* [Exercise objective]: Find how many lines in the data below mention "suffix". Give the number only.

* [Input data]:

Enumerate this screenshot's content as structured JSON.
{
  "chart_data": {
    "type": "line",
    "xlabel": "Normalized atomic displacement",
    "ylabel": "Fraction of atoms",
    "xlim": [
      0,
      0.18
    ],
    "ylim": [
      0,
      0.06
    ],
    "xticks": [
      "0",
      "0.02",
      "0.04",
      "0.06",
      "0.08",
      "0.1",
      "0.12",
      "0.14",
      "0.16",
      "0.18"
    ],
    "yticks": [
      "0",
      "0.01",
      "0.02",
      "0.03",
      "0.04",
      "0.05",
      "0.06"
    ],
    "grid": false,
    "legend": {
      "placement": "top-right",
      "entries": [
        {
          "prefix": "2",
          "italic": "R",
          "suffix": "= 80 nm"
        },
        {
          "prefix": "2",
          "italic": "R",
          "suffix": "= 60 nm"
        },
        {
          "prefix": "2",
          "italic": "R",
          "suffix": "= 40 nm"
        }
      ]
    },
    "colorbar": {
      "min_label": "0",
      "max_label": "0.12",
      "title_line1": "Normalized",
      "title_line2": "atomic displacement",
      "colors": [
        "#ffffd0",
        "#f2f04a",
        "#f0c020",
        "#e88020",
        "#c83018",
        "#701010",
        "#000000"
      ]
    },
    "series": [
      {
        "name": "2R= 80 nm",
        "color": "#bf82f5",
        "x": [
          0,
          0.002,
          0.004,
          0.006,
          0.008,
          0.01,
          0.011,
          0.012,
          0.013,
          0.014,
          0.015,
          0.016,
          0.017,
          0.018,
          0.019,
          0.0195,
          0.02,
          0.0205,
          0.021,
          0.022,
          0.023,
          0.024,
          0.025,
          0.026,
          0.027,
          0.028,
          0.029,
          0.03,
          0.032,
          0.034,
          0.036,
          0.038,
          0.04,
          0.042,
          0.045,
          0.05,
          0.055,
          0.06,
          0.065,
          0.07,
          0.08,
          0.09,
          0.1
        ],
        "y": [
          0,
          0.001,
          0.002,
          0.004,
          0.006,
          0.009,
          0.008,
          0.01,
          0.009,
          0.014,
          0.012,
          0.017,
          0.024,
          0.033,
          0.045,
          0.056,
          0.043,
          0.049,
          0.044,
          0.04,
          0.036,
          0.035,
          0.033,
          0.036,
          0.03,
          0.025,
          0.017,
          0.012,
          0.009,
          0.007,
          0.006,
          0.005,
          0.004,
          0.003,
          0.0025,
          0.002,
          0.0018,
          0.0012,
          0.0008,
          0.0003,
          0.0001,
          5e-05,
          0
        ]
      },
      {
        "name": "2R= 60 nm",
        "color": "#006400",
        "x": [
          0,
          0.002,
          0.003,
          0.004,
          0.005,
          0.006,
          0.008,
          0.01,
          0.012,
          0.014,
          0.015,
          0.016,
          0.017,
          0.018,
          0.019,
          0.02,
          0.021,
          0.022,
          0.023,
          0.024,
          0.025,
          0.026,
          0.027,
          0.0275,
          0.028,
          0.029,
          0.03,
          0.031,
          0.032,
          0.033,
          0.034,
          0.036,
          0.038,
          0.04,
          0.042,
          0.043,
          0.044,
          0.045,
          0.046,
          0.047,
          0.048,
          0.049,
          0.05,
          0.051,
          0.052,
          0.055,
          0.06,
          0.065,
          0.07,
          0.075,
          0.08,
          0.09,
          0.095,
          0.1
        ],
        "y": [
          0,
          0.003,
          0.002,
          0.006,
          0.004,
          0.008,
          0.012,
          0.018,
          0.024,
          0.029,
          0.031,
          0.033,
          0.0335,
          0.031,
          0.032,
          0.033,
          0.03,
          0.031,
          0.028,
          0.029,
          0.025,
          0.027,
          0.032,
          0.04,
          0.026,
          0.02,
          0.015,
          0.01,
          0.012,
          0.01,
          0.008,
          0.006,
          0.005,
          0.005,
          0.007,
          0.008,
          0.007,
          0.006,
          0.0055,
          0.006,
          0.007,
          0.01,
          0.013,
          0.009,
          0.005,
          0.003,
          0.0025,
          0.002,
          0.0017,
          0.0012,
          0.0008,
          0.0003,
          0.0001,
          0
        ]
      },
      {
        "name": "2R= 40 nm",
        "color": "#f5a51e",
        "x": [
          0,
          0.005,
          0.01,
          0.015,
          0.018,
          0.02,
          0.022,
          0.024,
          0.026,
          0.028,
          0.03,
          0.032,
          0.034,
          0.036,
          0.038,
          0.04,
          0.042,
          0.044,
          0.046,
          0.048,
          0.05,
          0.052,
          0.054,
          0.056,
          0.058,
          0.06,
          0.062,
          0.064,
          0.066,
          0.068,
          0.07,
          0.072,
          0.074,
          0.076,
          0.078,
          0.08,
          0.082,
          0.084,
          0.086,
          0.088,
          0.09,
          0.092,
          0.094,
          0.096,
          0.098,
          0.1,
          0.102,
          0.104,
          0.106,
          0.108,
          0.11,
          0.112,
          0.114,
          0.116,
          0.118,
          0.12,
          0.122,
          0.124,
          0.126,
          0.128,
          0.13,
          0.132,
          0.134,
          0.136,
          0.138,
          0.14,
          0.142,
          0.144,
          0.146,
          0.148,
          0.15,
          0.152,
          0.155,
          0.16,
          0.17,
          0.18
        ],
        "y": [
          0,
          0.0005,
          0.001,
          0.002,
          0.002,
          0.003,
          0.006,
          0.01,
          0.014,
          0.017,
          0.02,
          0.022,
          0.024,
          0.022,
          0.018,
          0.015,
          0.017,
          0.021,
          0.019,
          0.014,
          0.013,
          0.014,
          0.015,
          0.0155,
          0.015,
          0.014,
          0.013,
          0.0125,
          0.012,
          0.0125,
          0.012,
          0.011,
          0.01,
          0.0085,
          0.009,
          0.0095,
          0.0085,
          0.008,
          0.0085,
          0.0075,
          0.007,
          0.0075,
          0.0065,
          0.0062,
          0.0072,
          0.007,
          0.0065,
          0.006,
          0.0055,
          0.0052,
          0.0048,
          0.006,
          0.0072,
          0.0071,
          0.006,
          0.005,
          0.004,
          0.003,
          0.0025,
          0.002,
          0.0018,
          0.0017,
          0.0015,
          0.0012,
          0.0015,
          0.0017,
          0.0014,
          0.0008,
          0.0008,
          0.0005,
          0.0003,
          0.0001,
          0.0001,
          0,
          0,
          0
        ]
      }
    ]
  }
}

* [Answer to this exercise]: 3